Read the records and write them out again exactly.

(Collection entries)

═══

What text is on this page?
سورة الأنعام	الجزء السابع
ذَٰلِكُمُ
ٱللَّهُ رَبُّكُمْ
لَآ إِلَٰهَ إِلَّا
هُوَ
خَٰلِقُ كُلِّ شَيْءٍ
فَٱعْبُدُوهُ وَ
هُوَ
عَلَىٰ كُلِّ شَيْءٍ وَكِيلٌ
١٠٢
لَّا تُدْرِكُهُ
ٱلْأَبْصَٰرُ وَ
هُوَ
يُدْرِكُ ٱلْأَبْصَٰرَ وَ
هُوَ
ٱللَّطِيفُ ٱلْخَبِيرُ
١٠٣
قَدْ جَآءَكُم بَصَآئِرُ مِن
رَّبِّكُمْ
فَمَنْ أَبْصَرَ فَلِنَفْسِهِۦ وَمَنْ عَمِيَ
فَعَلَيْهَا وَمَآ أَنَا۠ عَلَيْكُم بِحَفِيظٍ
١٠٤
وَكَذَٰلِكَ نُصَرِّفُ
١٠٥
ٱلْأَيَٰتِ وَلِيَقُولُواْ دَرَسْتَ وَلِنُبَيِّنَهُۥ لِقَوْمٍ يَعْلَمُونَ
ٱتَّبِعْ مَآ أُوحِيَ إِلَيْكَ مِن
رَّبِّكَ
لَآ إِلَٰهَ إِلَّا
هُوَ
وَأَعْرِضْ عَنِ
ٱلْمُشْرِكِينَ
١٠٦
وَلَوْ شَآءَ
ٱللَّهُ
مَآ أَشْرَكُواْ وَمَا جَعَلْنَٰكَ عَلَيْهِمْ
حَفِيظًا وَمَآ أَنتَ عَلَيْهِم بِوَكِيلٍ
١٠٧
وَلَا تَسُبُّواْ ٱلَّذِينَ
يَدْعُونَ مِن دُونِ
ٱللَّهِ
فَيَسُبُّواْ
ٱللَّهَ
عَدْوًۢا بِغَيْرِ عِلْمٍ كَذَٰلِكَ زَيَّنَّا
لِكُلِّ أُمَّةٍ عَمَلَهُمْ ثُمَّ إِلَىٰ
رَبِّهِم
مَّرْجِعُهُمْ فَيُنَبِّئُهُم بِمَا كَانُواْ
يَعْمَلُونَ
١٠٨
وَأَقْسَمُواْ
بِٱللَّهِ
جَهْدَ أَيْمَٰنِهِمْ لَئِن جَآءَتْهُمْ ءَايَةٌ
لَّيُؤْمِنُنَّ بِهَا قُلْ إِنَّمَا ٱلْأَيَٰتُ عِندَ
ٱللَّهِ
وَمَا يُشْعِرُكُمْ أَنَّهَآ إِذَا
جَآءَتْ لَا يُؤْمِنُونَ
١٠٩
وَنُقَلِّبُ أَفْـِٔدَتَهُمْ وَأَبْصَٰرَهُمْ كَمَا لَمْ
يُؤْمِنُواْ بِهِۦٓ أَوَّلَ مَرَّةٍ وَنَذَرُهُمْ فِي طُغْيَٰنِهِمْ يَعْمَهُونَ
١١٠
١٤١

═══

Answer for this exercise:
What text is on this page?
سورة الأنعام	الجزء السابع
ذَٰلِكُمُ
ٱللَّهُ رَبُّكُمْ
لَآ إِلَٰهَ إِلَّا
هُوَ
خَٰلِقُ كُلِّ شَيْءٍ
فَٱعْبُدُوهُ وَ
هُوَ
عَلَىٰ كُلِّ شَيْءٍ وَكِيلٌ
١٠٢
لَّا تُدْرِكُهُ
ٱلْأَبْصَٰرُ وَ
هُوَ
يُدْرِكُ ٱلْأَبْصَٰرَ وَ
هُوَ
ٱللَّطِيفُ ٱلْخَبِيرُ
١٠٣
قَدْ جَآءَكُم بَصَآئِرُ مِن
رَّبِّكُمْ
فَمَنْ أَبْصَرَ فَلِنَفْسِهِۦ وَمَنْ عَمِيَ
فَعَلَيْهَا وَمَآ أَنَا۠ عَلَيْكُم بِحَفِيظٍ
١٠٤
وَكَذَٰلِكَ نُصَرِّفُ
١٠٥
ٱلْأَيَٰتِ وَلِيَقُولُواْ دَرَسْتَ وَلِنُبَيِّنَهُۥ لِقَوْمٍ يَعْلَمُونَ
ٱتَّبِعْ مَآ أُوحِيَ إِلَيْكَ مِن
رَّبِّكَ
لَآ إِلَٰهَ إِلَّا
هُوَ
وَأَعْرِضْ عَنِ
ٱلْمُشْرِكِينَ
١٠٦
وَلَوْ شَآءَ
ٱللَّهُ
مَآ أَشْرَكُواْ وَمَا جَعَلْنَٰكَ عَلَيْهِمْ
حَفِيظًا وَمَآ أَنتَ عَلَيْهِم بِوَكِيلٍ
١٠٧
وَلَا تَسُبُّواْ ٱلَّذِينَ
يَدْعُونَ مِن دُونِ
ٱللَّهِ
فَيَسُبُّواْ
ٱللَّهَ
عَدْوًۢا بِغَيْرِ عِلْمٍ كَذَٰلِكَ زَيَّنَّا
لِكُلِّ أُمَّةٍ عَمَلَهُمْ ثُمَّ إِلَىٰ
رَبِّهِم
مَّرْجِعُهُمْ فَيُنَبِّئُهُم بِمَا كَانُواْ
يَعْمَلُونَ
١٠٨
وَأَقْسَمُواْ
بِٱللَّهِ
جَهْدَ أَيْمَٰنِهِمْ لَئِن جَآءَتْهُمْ ءَايَةٌ
لَّيُؤْمِنُنَّ بِهَا قُلْ إِنَّمَا ٱلْأَيَٰتُ عِندَ
ٱللَّهِ
وَمَا يُشْعِرُكُمْ أَنَّهَآ إِذَا
جَآءَتْ لَا يُؤْمِنُونَ
١٠٩
وَنُقَلِّبُ أَفْـِٔدَتَهُمْ وَأَبْصَٰرَهُمْ كَمَا لَمْ
يُؤْمِنُواْ بِهِۦٓ أَوَّلَ مَرَّةٍ وَنَذَرُهُمْ فِي طُغْيَٰنِهِمْ يَعْمَهُونَ
١١٠
١٤١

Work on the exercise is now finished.